:: PROBLEM ::
Return each line of the records holding the string "DAMAGED".

:: THE DATA ::
-------------------------
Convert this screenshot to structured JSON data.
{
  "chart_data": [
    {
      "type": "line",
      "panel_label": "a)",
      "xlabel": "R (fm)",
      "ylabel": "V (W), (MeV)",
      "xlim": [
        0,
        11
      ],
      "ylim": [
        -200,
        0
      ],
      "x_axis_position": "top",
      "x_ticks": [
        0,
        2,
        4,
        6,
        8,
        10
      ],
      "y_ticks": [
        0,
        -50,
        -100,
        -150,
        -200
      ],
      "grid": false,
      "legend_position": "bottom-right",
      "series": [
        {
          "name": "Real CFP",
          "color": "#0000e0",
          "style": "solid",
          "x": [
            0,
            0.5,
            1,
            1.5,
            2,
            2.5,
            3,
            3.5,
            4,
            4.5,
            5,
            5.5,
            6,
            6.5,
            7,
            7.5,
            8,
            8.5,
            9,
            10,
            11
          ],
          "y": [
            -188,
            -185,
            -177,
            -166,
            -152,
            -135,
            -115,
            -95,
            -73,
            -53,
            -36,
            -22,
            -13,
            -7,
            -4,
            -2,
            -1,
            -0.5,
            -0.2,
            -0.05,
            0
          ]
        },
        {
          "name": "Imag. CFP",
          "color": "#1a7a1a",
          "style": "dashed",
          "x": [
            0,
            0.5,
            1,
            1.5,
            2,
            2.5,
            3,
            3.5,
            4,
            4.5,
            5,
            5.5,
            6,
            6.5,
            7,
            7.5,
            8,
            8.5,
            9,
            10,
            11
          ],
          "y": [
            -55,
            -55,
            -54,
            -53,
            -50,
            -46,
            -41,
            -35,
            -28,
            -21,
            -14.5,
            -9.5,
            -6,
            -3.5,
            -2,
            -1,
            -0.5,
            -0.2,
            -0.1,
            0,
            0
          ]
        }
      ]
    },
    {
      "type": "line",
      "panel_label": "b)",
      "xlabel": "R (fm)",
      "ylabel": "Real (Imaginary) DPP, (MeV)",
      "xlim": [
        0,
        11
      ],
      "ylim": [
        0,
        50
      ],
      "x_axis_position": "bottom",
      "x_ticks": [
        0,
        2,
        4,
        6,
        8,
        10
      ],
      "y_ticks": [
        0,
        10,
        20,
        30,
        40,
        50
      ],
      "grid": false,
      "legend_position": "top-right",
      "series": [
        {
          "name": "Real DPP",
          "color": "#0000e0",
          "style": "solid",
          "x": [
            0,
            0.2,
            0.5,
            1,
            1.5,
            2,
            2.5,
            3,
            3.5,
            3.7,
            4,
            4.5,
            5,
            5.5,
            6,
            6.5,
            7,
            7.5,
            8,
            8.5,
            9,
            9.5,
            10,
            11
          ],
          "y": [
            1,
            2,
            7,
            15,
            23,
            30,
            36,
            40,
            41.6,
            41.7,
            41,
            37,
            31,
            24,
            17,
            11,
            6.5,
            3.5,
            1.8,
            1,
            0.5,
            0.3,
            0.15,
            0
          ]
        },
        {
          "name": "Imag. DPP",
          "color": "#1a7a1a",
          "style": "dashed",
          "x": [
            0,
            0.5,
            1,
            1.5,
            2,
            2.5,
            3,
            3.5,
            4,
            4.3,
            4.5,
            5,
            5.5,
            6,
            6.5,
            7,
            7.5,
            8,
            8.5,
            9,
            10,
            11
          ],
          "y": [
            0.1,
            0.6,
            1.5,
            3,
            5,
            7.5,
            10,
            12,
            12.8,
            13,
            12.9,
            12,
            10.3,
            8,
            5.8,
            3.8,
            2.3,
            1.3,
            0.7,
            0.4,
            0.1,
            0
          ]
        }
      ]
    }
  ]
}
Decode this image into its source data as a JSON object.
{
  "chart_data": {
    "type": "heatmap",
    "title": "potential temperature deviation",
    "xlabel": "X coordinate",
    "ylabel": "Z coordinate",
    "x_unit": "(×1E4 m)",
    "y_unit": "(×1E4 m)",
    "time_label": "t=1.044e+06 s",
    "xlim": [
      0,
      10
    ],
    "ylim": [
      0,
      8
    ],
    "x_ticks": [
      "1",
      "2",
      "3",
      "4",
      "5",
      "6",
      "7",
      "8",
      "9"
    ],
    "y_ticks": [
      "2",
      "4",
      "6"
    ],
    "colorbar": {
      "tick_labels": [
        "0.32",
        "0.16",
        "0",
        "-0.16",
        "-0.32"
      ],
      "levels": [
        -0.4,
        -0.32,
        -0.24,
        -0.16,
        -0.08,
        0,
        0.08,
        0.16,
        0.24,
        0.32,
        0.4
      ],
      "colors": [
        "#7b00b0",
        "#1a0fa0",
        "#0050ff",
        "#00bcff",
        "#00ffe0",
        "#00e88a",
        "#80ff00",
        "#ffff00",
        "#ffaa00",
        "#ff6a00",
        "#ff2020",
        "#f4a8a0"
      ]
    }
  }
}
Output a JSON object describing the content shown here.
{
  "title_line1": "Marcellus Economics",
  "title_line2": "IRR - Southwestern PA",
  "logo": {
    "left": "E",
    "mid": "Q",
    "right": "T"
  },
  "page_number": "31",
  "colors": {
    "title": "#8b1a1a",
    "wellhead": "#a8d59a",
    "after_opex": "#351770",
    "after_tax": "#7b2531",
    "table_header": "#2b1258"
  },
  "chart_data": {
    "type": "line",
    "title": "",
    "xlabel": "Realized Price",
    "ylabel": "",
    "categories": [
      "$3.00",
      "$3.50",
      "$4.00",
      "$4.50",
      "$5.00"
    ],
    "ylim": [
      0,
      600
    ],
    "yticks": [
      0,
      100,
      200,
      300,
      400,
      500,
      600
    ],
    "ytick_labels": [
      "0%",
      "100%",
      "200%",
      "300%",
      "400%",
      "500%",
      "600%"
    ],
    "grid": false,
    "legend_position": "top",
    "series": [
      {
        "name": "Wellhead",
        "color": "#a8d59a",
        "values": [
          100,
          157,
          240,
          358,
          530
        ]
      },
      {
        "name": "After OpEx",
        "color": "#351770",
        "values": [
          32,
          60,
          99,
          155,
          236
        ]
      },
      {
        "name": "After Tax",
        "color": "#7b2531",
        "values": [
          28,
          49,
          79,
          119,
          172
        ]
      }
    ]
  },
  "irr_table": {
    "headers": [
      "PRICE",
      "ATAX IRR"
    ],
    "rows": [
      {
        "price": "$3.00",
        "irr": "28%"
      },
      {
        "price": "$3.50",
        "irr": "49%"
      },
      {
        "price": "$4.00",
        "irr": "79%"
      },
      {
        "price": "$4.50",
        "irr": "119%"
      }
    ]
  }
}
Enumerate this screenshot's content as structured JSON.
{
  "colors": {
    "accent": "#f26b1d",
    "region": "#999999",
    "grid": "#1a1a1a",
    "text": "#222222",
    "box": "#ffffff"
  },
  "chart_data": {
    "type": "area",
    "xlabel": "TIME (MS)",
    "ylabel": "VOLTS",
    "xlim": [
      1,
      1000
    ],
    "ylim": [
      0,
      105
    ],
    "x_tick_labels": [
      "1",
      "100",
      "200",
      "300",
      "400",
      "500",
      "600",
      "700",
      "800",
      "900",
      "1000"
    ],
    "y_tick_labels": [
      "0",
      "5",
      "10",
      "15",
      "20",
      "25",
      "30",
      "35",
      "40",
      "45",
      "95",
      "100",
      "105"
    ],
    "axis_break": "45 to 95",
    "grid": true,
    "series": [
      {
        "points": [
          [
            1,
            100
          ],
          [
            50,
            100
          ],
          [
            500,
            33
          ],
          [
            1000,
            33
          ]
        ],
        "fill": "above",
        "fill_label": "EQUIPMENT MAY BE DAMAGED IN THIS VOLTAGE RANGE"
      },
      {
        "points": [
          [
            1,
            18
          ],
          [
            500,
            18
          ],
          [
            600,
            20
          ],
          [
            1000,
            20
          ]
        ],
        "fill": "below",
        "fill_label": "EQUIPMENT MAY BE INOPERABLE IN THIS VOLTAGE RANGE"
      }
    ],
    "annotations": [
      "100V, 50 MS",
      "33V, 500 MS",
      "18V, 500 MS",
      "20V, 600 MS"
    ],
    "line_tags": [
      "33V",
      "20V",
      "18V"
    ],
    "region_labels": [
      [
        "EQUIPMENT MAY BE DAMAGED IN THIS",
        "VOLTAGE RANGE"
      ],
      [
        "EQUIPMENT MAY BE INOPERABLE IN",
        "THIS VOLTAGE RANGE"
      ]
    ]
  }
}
-------------------------
:: SOLUTION TO THIS TASK ::
        "fill_label": "EQUIPMENT MAY BE DAMAGED IN THIS VOLTAGE RANGE"
        "EQUIPMENT MAY BE DAMAGED IN THIS",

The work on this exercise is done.